INSTRUCTIONS TO FOLLOW: Reproduce all lines of the listing below in which the word "mumkin" occurs.

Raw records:
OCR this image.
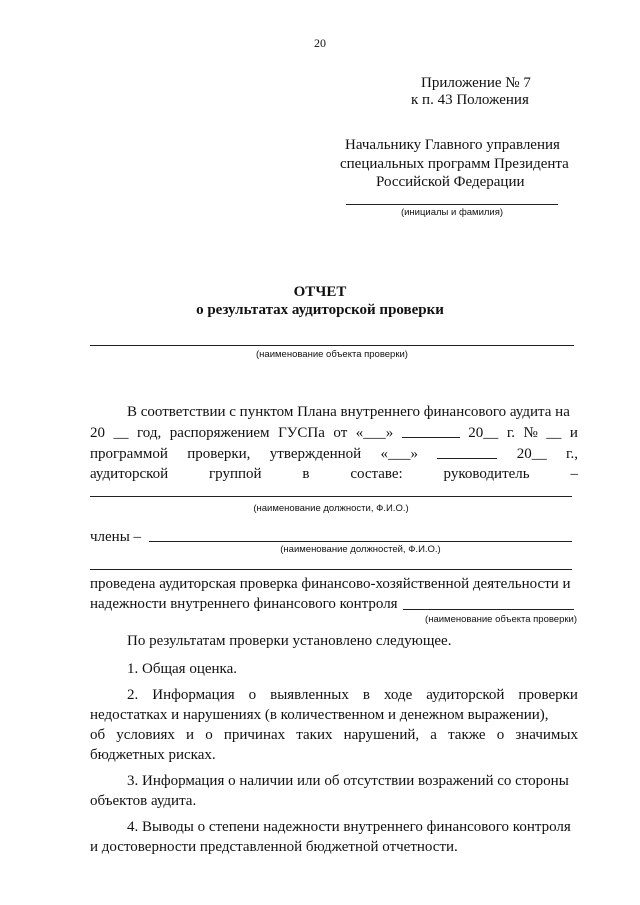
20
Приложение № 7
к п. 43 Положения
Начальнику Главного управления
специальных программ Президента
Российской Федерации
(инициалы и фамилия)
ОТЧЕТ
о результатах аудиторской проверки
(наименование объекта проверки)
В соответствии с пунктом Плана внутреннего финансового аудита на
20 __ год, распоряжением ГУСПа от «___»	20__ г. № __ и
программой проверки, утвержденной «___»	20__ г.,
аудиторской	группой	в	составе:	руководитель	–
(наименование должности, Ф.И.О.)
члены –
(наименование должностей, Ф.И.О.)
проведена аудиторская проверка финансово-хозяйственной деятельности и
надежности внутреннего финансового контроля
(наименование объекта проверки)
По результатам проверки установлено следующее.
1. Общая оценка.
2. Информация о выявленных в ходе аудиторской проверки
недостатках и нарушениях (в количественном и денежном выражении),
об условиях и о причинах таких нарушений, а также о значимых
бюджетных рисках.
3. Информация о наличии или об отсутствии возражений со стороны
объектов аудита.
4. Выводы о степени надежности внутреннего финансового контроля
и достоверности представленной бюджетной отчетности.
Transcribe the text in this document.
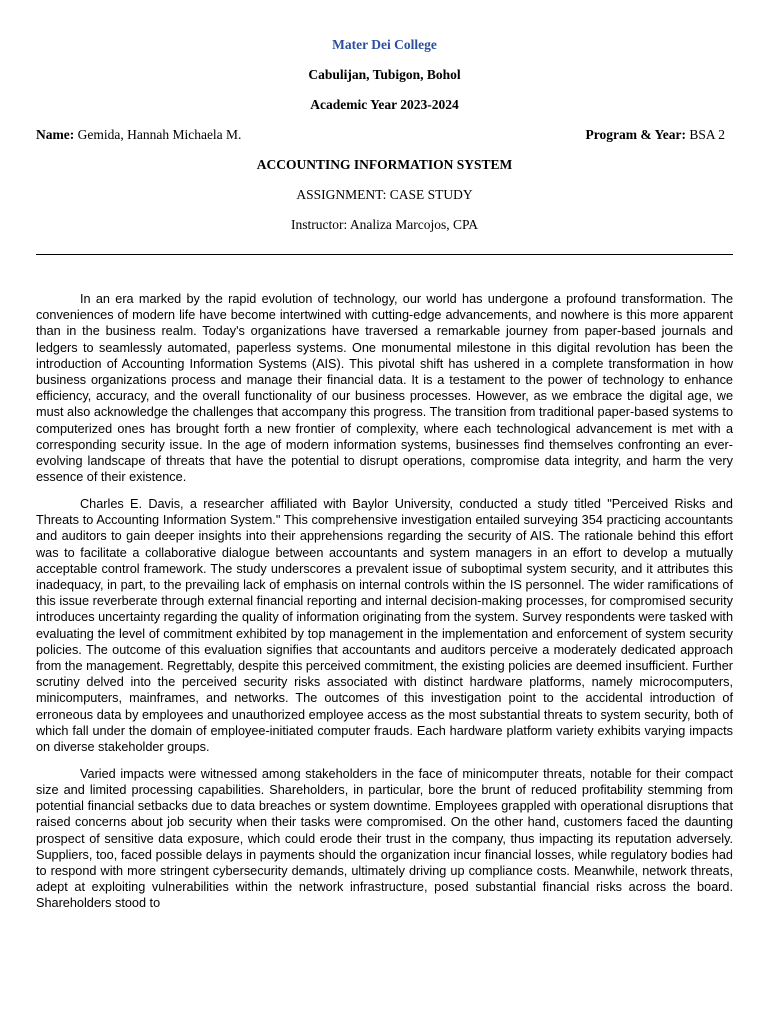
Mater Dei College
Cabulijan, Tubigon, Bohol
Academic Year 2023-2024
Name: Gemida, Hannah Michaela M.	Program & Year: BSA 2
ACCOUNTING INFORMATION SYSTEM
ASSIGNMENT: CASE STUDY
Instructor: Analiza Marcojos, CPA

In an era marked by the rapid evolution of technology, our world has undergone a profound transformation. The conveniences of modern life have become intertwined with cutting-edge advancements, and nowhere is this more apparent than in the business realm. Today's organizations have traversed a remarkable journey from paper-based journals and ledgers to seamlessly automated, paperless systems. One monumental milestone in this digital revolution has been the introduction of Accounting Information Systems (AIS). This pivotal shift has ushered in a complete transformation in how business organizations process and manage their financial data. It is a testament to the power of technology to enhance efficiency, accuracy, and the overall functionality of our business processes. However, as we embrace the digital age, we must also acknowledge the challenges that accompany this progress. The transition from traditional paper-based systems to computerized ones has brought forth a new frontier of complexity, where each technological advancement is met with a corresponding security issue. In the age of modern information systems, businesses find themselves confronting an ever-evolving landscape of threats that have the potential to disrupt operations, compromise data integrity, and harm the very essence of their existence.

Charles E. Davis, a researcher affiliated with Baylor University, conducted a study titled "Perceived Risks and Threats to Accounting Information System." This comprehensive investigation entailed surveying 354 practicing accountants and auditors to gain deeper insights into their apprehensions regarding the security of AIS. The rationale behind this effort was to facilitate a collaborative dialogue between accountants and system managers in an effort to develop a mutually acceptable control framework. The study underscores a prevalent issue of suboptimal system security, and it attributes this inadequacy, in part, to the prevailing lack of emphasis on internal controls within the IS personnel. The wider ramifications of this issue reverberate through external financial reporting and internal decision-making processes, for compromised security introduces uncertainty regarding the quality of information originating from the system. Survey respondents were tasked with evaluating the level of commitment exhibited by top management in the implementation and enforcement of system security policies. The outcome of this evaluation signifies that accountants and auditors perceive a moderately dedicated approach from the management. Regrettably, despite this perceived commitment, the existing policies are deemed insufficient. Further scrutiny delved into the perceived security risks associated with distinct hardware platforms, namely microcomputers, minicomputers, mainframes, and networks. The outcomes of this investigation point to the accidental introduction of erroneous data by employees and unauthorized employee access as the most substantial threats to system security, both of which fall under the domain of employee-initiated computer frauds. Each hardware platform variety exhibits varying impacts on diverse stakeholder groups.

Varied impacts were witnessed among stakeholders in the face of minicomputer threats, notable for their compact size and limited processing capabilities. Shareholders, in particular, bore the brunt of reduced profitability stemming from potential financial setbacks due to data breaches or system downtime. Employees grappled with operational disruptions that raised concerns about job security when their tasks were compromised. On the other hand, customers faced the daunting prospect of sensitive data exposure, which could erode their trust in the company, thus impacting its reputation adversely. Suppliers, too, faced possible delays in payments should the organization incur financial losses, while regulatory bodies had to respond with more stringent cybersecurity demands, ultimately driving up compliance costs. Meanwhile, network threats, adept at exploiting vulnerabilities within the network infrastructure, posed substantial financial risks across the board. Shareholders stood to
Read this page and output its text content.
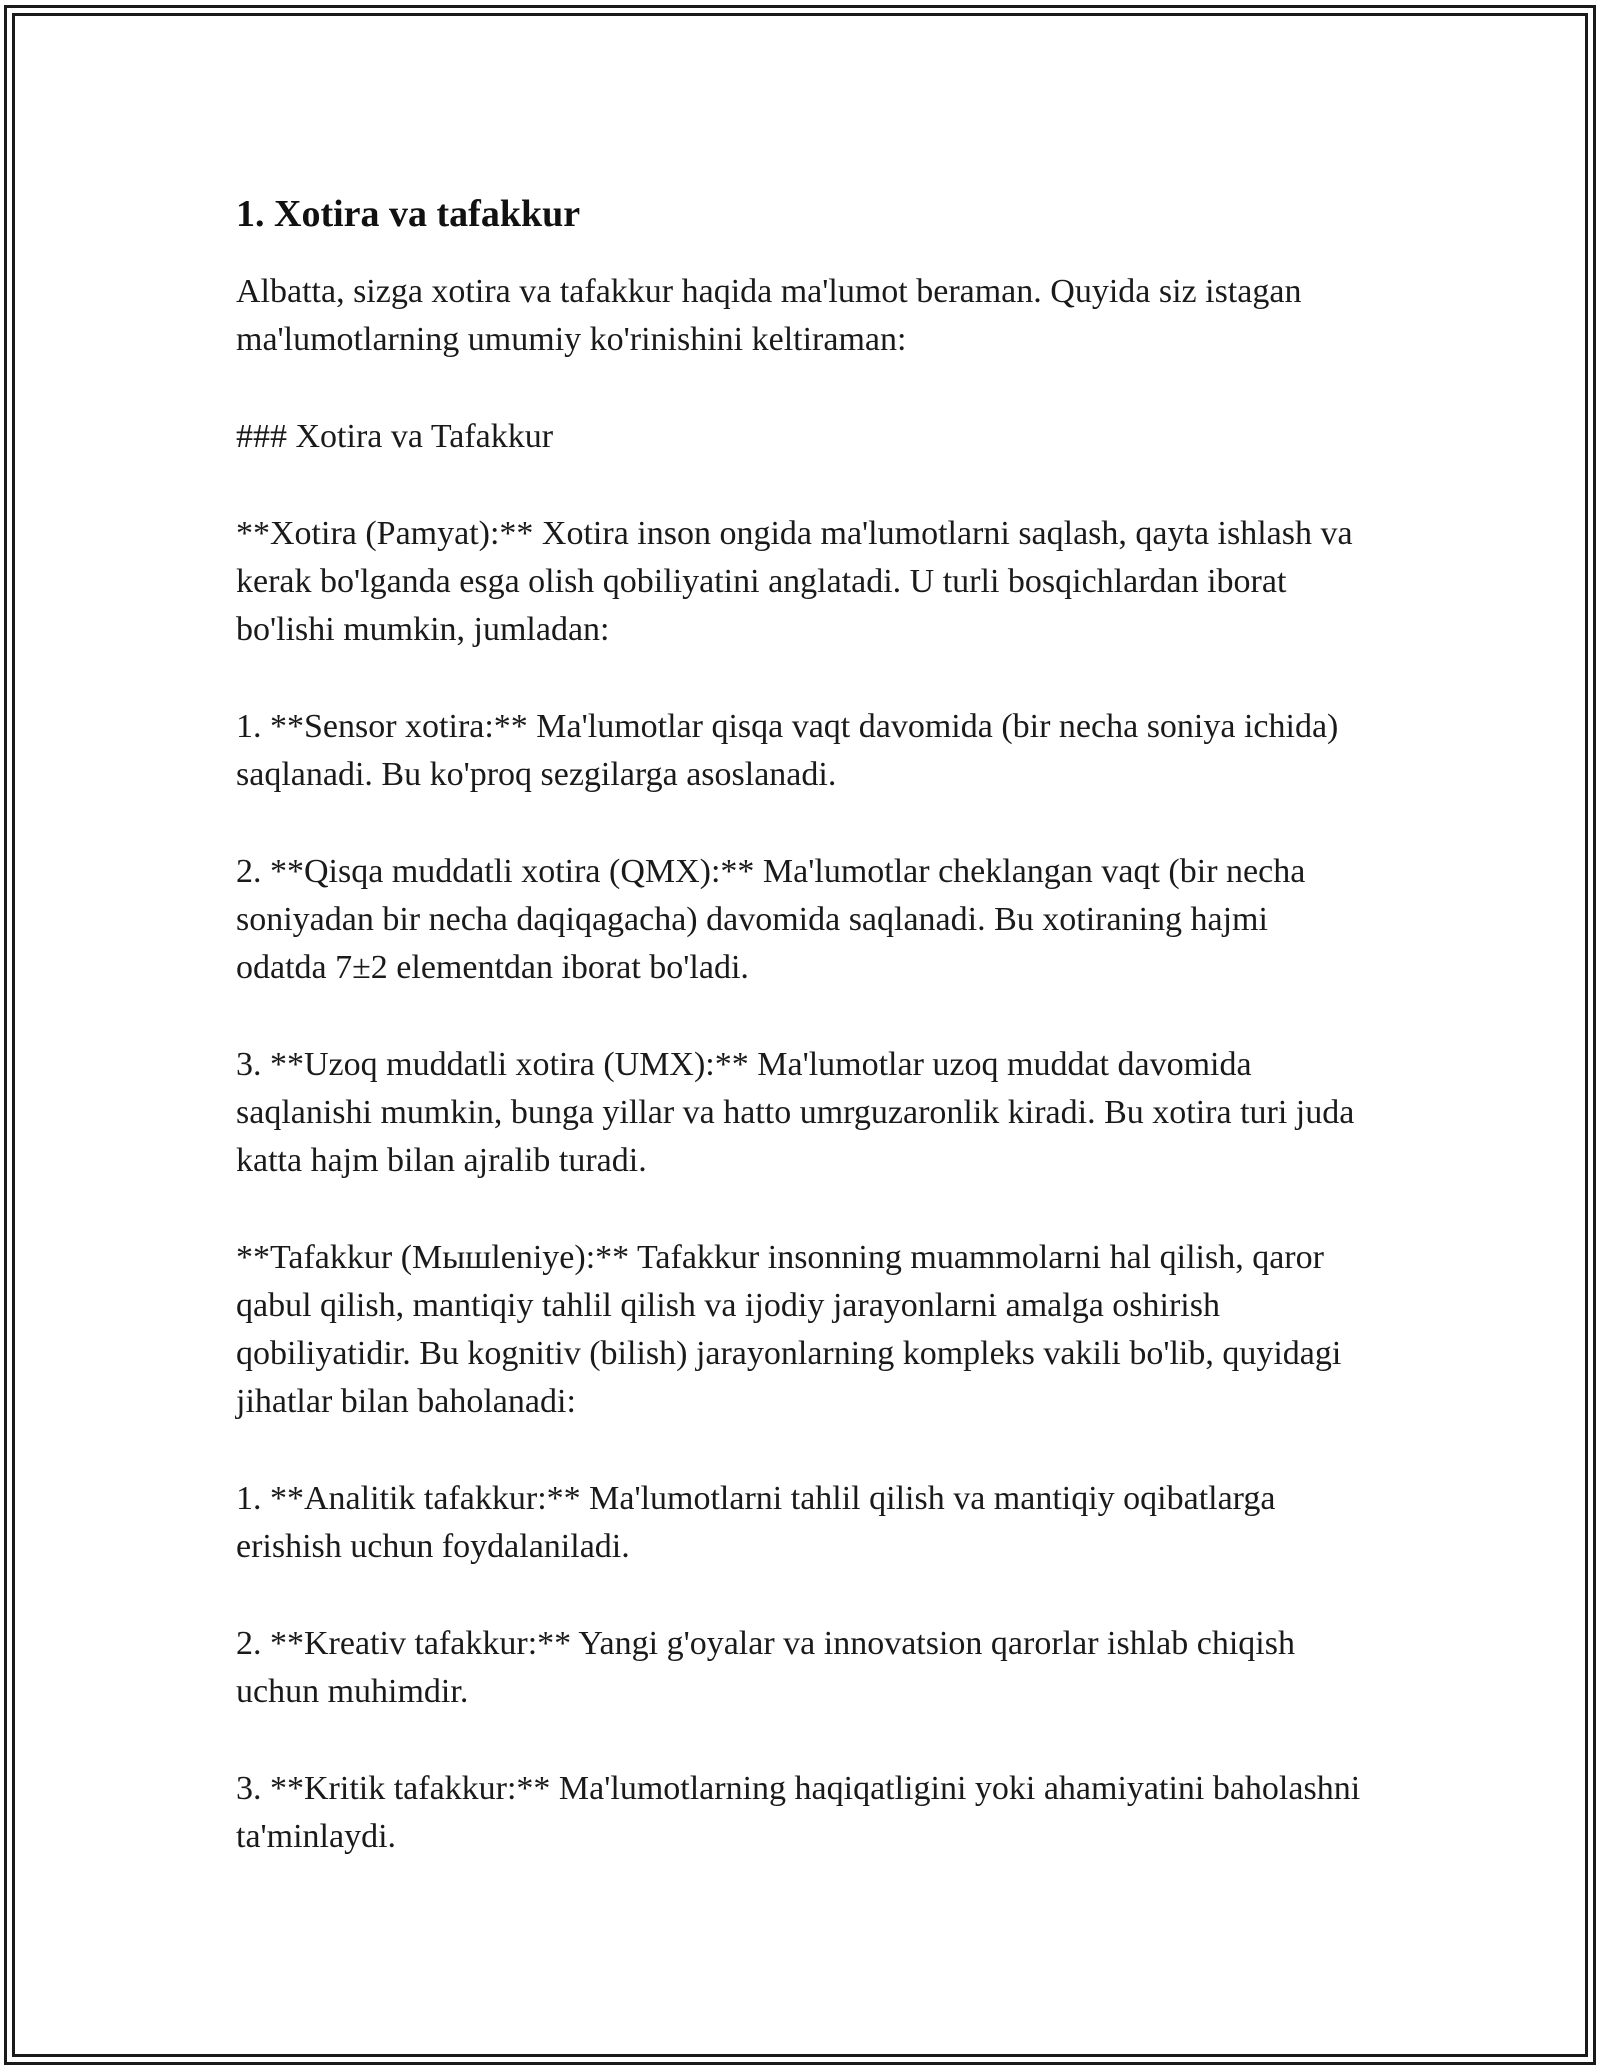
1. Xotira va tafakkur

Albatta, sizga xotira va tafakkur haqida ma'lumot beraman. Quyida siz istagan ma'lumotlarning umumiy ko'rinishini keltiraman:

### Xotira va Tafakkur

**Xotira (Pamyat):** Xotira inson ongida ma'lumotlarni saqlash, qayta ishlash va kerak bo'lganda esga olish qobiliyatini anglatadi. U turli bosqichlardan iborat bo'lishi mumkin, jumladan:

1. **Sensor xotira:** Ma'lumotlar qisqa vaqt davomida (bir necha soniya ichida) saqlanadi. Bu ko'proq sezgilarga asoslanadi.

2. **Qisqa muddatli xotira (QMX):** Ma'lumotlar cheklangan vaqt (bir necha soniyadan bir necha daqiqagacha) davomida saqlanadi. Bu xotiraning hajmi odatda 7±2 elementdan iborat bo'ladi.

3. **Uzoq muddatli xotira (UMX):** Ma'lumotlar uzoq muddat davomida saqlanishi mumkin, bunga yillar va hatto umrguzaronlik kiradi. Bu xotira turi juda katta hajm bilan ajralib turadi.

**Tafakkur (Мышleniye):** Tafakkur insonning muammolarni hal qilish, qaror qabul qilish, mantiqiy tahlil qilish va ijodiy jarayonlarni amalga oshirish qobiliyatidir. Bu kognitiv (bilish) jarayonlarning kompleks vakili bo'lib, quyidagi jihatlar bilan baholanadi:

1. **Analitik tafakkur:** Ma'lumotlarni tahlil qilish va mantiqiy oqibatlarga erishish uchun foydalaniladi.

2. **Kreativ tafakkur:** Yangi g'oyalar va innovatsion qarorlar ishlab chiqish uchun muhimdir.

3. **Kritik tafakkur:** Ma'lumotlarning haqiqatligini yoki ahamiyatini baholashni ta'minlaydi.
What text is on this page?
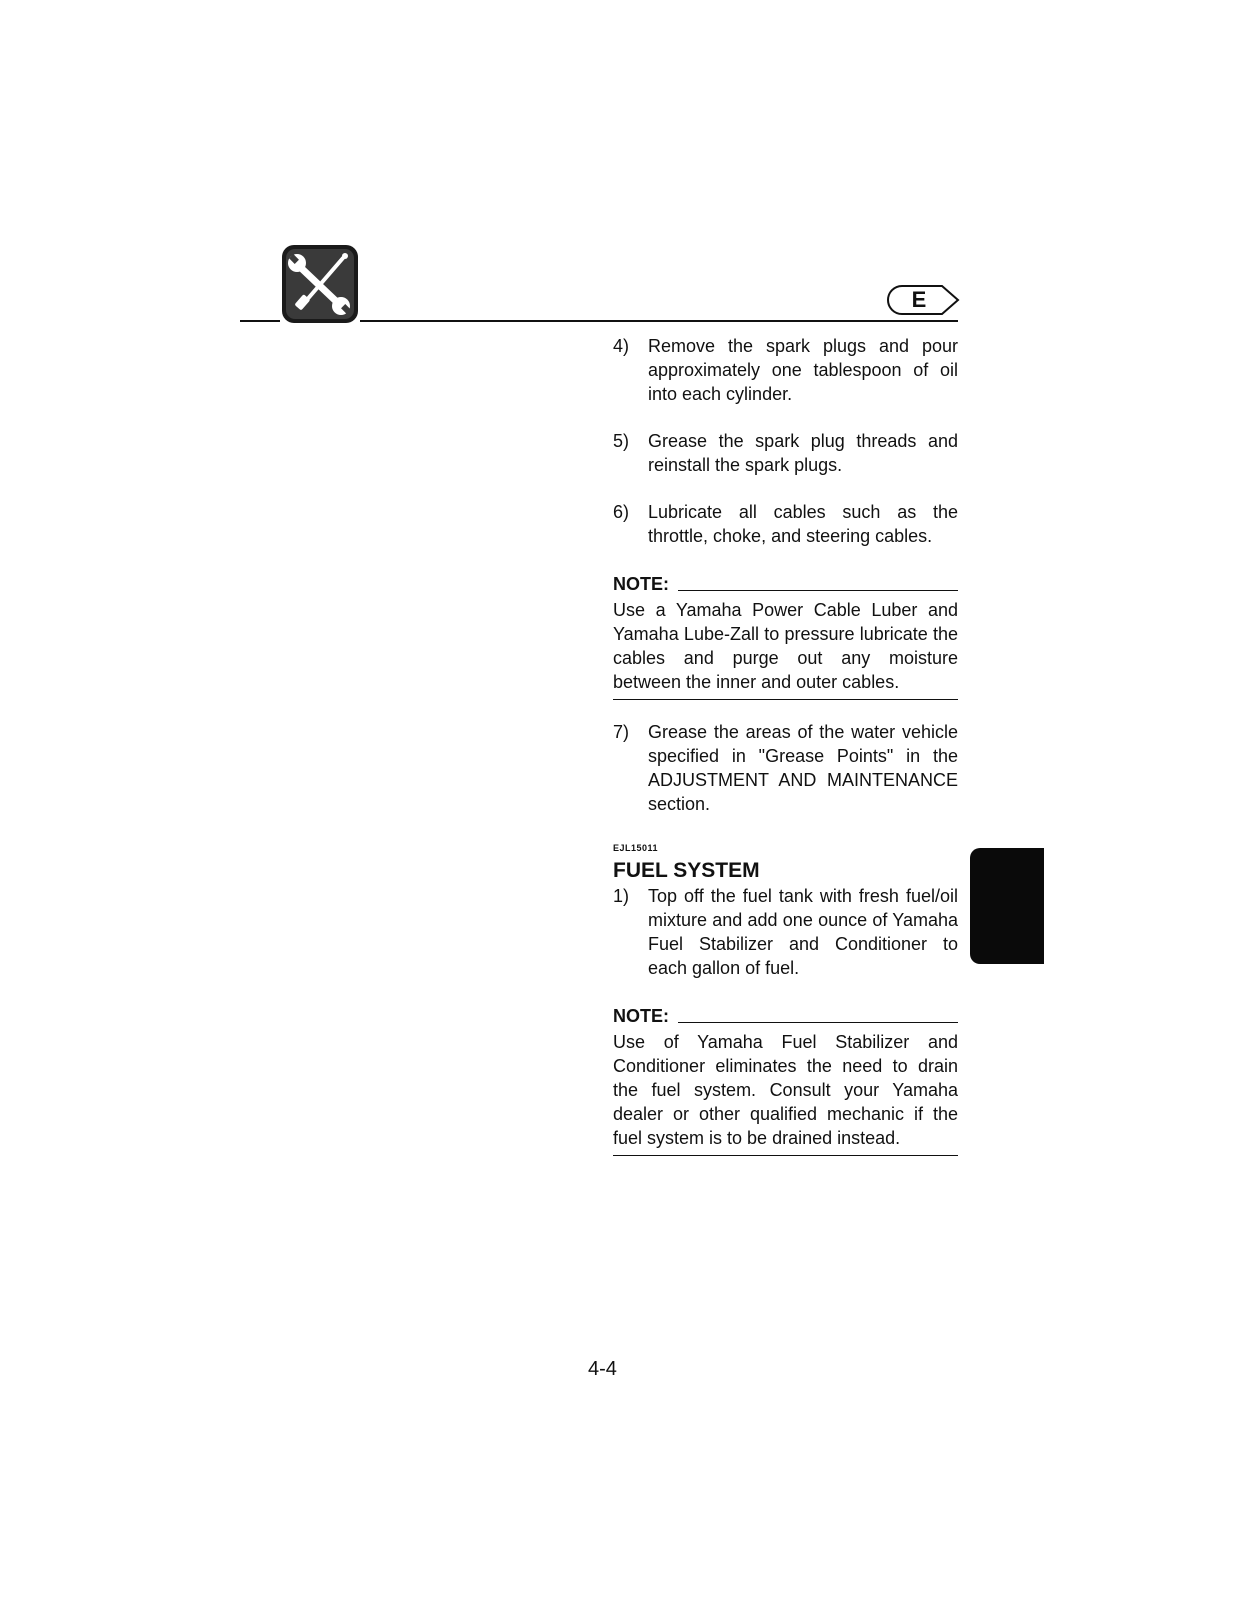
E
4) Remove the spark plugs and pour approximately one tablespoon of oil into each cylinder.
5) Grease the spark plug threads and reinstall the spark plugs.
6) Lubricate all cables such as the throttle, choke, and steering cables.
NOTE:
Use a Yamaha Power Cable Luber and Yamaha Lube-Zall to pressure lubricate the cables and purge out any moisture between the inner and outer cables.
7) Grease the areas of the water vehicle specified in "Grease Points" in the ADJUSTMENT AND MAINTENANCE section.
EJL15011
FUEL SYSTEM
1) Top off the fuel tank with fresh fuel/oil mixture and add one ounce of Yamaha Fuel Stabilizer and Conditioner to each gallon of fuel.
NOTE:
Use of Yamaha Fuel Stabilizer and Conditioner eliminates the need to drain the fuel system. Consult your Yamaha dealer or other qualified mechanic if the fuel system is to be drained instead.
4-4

RESULT FOR THIS TASK:
**Xotira (Pamyat):** Xotira inson ongida ma'lumotlarni saqlash, qayta ishlash va kerak bo'lganda esga olish qobiliyatini anglatadi. U turli bosqichlardan iborat bo'lishi mumkin, jumladan:
3. **Uzoq muddatli xotira (UMX):** Ma'lumotlar uzoq muddat davomida saqlanishi mumkin, bunga yillar va hatto umrguzaronlik kiradi. Bu xotira turi juda katta hajm bilan ajralib turadi.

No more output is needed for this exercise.